» EXERCICE COURT A
Repérez dans les entrées chaque ligne où figure la chaîne « fracti », puis recopiez ces lignes.

» EXTRAIT DU DOCUMENT
A-Contre les coalitions de l'automne 1830.

Dans l'histoire de la France des origines à nos jours, André-Jean Tudesq consacre six lignes aux débordements de Darnétal pour illustrer la crise sociale du début de la monarchie de Juillet260(*). Le premier avocat général Alfred Daviel, dans un travail préparatoire, fait une longue description des événements du 6 septembre 1830. Le déroulement de la journée est précisément rapporté et la forme de l'exposé laisse à penser qu'il a été rédigé comme un compte-rendu officiel de l'événement :

« Dans les premiers jours du mois de septembre 1830, les ouvriers appartenant aux différentes manufactures situées à Darnétal et dans les communes voisines s'étaient coalisés pour arracher à leurs maîtres des conditions que ceux-ci n'eussent pas librement consenties »261(*).

Daviel semble comprendre la crise et les mobiles du mécontentement. La demande des coalisés porte sur la durée du temps de travail, qu'ils veulent fixer à douze heures et non quatorze ou quinze262(*). Devant la montée de l'insatisfaction ouvrière, le préfet de la Seine-Inférieure, le comte Treilhard, prend un arrêté, le 5 septembre, qui interdit au ouvriers des établissements industriels de se coaliser ou de former des attroupements dans les rues. Comme l'écrit Jean-Pierre Chaline dans Rouen sous la monarchie de Juillet, « [il n'est] pas question de manifester dans la rue ou de se «coaliser» contre les patrons »263(*). Pour le premier avocat général, les revendications ouvrières, bien que recevables, ne doivent pas déstabiliser l'ordre publique. Cet arrêté, prévenant les coalisés des risques encourus, est le point de départ de la journée du 6 septembre. La lecture de l'arrêté, affiché le matin par un adjoint au maire de Darnétal, provoque des cris de colère : de « à bas l'arrêté, à bas l'affiche », on finit par hurler « à bas la garde nationale ». Un tisserand de Darnétal, Ambroise Moulin, essayant d'entraîner ses compagnons, est particulièrement virulent envers les gardes nationaux de Darnétal. Averti que la coalition prenait de l'ampleur, le procureur du Roi de Rouen Aroux, se rend sur place vers onze heures du matin. Les trois sommations réglementaires n'entament pas le moral des coalisés. Au contraire, ces derniers, plus déterminés que jamais, dirigent leurs pas vers la garde nationale, aux cris de « enfonçons les »264(*). Choisi par ses camarades, Louis-Jacques Bégard, ouvrier-teinturier, demande la libération de deux manifestants, faits prisonniers. Devant un rassemblement de plus de six cents ouvriers armés, « les uns de fourches, les autres de broches à rôtir, ceux-ci de bâtons simples, ceux-là de bâtons garnis par le bout de lames de couteau, quelques-uns de sabres ou d'épées »265(*), le maire de Darnétal cède et remet en liberté les deux prisonniers. Peu après, des renforts de gardes nationaux et de gendarmes arrivent de Rouen et, finalement, chargent, dans la rue de la Chaîne, une cinquantaine d'ouvriers, menée par Louis-Jacques Bégard.

» ENTRÉES DE DONNÉES
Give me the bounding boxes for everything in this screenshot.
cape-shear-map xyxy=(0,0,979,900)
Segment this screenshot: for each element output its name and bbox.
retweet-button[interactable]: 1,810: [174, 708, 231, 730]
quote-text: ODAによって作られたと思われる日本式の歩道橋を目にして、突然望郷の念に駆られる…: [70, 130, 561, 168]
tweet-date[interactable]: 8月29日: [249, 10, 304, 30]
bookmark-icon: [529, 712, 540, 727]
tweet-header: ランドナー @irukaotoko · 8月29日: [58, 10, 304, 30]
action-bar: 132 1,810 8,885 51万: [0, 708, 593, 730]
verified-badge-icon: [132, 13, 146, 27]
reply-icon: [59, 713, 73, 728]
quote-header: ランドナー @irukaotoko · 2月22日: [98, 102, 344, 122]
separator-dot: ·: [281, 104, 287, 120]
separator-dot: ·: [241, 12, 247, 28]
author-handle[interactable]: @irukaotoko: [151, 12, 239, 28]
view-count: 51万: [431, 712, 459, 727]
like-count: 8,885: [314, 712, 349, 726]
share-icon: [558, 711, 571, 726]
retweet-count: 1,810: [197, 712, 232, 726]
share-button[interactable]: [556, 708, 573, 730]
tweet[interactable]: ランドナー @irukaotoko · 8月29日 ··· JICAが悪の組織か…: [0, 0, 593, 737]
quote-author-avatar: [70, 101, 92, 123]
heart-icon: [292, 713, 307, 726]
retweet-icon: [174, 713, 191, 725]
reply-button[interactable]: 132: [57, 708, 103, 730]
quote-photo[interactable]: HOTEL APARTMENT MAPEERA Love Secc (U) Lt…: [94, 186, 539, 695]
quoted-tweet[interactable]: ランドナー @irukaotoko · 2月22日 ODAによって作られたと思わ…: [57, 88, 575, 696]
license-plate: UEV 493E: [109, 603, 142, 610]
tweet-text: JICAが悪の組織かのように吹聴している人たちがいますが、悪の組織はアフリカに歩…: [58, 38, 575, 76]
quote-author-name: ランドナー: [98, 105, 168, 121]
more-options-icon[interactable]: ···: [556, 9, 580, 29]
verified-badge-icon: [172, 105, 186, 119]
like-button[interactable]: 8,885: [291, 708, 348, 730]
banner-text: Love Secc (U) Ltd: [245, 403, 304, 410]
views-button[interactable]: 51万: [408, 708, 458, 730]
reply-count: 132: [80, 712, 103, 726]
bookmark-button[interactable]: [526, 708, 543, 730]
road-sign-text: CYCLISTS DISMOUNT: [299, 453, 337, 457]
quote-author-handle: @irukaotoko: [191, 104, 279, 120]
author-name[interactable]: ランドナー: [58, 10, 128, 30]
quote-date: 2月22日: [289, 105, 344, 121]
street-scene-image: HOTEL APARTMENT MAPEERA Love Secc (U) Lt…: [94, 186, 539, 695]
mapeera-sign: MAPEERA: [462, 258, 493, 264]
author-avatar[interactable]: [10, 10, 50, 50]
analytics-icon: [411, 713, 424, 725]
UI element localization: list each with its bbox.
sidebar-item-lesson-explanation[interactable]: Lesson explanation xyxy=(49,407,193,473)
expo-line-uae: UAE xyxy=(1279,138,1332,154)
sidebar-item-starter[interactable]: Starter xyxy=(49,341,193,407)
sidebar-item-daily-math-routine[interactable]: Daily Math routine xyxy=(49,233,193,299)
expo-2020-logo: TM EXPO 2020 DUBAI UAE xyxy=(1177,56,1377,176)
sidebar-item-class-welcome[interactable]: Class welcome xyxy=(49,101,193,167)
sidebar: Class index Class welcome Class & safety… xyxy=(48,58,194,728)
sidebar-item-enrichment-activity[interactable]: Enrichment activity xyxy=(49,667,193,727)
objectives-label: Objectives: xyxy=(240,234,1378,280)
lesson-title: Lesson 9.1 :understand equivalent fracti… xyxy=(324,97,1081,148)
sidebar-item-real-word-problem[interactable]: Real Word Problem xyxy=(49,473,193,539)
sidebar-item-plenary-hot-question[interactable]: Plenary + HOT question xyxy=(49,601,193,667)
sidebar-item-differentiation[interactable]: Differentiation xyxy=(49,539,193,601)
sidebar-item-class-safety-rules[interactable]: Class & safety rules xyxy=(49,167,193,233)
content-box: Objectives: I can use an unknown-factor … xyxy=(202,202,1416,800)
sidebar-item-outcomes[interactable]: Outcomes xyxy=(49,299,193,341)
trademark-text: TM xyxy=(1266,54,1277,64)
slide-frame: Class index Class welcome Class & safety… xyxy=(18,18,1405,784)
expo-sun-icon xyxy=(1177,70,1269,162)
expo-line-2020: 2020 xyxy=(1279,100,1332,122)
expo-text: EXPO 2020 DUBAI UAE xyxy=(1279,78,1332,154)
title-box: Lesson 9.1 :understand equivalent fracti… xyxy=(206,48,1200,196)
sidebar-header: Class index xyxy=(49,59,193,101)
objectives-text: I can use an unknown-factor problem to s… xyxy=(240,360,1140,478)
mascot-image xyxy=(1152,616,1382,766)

» EXERCICE COURT B
Relevez toutes les personnes désignées par leur nom dans l'extrait sur la journée de Darnétal.

» RÉPONSE ATTENDUE A
lesson-title: Lesson 9.1 :understand equivalent fracti… xyxy=(324,97,1081,148)
title-box: Lesson 9.1 :understand equivalent fracti… xyxy=(206,48,1200,196)

» RÉPONSE ATTENDUE B
- André-Jean Tudesq
- Alfred Daviel
- le comte Treilhard
- Jean-Pierre Chaline
- Ambroise Moulin
- Aroux
- Louis-Jacques Bégard